Work to do - Your answer should be a single number: the count of lines containing "this".
=-=-=-=-=
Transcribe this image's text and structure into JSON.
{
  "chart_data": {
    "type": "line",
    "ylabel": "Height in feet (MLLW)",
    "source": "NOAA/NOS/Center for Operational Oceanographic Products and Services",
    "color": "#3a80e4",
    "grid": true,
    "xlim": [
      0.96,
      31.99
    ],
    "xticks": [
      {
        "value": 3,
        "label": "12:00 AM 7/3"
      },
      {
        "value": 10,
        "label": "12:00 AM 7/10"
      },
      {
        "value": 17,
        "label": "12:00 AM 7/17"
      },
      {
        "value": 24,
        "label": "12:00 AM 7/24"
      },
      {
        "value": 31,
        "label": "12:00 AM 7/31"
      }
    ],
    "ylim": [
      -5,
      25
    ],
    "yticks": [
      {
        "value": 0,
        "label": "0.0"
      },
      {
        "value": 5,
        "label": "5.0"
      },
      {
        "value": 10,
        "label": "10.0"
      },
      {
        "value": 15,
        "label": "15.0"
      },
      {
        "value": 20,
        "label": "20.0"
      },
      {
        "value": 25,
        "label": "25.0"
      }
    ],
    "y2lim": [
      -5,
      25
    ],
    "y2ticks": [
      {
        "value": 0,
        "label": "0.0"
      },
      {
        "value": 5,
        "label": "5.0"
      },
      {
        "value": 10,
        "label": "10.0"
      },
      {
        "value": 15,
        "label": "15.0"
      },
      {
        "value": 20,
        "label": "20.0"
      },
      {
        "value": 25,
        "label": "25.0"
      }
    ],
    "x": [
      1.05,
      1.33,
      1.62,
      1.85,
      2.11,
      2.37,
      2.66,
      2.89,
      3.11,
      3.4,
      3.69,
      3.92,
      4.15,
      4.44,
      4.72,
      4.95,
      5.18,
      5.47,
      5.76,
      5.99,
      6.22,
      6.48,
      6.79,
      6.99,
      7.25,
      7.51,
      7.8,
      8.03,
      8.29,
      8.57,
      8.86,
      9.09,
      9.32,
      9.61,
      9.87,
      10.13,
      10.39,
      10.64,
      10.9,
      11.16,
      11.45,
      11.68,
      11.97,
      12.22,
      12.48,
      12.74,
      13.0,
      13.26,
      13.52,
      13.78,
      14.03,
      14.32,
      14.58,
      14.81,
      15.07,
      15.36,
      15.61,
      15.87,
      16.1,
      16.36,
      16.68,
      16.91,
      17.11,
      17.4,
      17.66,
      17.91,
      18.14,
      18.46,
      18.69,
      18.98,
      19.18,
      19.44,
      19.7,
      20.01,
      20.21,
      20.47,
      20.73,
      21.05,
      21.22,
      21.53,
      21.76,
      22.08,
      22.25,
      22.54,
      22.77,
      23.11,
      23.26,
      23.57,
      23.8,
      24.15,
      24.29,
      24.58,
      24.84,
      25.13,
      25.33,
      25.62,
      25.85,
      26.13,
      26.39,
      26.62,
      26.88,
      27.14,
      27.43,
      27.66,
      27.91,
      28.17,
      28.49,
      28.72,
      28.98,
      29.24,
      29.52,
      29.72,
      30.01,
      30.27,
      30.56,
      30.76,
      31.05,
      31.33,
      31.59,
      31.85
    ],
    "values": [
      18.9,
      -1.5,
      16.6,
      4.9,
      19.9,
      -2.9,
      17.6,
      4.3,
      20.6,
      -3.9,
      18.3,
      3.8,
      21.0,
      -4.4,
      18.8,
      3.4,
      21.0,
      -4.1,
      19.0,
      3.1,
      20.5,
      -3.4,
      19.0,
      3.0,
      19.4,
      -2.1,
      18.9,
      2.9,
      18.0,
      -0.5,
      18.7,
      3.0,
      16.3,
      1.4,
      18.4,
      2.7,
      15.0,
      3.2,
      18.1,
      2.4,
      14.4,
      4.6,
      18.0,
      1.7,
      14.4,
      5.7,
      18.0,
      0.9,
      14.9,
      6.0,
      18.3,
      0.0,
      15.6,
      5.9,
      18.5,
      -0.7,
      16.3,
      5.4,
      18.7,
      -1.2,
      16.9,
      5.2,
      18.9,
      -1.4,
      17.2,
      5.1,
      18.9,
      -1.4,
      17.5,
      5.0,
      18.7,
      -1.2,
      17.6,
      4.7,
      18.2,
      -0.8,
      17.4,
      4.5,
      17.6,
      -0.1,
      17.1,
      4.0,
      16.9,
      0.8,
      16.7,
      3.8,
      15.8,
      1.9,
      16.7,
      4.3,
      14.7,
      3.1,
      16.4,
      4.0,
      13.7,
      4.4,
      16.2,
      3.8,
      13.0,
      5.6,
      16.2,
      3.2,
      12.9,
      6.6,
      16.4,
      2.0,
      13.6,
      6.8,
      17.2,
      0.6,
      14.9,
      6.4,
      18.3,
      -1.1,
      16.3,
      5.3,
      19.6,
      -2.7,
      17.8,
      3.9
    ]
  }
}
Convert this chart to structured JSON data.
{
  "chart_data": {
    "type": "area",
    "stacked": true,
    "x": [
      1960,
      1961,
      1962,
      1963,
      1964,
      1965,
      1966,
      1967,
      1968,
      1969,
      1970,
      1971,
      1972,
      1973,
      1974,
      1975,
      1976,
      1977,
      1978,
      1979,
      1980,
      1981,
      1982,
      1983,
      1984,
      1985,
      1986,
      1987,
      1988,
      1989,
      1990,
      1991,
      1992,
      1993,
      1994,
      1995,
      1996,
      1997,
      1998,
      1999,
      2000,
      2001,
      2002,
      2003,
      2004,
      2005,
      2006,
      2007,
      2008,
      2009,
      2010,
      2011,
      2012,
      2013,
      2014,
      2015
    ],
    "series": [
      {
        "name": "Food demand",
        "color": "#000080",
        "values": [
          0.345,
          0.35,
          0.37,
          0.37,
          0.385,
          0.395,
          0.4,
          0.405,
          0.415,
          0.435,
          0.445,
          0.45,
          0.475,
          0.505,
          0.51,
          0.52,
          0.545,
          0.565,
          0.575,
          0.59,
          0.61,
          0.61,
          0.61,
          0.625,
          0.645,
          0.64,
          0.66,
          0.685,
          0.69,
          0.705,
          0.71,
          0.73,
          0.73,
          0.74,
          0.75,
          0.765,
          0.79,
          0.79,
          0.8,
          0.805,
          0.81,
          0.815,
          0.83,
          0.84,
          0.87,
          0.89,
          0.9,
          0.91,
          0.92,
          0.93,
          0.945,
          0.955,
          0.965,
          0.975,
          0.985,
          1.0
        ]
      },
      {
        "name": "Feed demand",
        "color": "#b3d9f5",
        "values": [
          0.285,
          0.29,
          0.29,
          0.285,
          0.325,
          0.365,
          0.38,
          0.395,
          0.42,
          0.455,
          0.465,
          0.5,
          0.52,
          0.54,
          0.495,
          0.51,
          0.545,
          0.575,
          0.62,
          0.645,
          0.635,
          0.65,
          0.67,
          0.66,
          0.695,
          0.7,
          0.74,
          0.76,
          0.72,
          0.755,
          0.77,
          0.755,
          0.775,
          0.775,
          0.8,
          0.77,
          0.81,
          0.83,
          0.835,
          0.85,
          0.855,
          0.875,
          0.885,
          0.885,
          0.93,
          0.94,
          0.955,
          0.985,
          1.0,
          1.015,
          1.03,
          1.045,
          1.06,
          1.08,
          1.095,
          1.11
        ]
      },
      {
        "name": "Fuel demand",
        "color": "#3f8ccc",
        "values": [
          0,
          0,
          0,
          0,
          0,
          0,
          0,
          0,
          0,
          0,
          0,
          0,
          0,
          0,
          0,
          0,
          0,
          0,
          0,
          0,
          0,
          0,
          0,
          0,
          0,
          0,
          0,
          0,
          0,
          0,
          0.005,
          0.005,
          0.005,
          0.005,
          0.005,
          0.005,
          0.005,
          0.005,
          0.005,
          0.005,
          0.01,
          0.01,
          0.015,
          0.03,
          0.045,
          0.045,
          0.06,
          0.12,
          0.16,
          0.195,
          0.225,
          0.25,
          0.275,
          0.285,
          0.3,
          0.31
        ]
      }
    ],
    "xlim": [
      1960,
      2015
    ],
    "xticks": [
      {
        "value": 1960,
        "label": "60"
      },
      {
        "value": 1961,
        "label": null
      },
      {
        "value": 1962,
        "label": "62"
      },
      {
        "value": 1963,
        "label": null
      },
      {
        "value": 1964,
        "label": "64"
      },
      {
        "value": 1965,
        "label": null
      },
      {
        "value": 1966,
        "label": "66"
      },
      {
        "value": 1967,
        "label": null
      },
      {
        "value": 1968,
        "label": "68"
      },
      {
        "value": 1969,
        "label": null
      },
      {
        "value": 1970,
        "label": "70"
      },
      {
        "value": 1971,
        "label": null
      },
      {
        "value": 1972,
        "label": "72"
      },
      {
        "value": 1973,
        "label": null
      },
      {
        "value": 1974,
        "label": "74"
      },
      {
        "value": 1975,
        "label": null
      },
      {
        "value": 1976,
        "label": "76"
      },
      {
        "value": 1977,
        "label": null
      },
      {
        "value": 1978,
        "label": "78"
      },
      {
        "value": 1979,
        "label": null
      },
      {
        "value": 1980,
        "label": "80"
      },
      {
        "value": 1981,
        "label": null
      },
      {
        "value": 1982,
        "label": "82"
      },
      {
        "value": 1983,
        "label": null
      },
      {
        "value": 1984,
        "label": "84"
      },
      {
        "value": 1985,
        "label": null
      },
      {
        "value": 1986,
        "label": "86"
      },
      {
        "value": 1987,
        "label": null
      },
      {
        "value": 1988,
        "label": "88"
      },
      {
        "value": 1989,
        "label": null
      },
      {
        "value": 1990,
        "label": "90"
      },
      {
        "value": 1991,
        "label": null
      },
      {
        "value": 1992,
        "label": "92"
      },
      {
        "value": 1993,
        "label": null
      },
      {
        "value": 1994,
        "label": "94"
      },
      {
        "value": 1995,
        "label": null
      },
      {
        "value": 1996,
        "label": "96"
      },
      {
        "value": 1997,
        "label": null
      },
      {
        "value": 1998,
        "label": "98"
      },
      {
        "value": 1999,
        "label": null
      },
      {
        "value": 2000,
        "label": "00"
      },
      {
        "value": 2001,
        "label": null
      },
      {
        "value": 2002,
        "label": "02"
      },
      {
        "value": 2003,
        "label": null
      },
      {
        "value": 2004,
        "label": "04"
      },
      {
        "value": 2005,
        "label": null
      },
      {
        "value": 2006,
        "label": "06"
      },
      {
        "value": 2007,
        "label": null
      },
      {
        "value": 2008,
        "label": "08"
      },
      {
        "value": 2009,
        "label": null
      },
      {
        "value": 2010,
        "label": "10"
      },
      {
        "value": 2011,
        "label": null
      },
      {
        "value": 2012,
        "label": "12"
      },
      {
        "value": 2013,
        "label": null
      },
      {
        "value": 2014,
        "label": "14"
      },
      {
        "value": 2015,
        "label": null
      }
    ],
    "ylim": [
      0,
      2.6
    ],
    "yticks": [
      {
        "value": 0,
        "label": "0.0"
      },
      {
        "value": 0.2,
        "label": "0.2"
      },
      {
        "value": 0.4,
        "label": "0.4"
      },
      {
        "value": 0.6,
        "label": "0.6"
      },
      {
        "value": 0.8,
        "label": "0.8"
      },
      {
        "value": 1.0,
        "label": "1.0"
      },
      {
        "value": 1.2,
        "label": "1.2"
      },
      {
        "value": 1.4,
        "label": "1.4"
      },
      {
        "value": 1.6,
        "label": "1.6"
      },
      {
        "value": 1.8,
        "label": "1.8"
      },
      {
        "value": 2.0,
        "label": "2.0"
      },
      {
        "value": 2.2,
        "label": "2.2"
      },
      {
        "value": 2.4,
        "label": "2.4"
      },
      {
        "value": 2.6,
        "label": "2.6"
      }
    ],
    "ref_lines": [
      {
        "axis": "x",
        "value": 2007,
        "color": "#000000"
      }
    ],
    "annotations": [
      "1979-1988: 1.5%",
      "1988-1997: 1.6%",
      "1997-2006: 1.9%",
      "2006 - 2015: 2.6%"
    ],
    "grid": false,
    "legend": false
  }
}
=-=-=-=-=
Written response - 2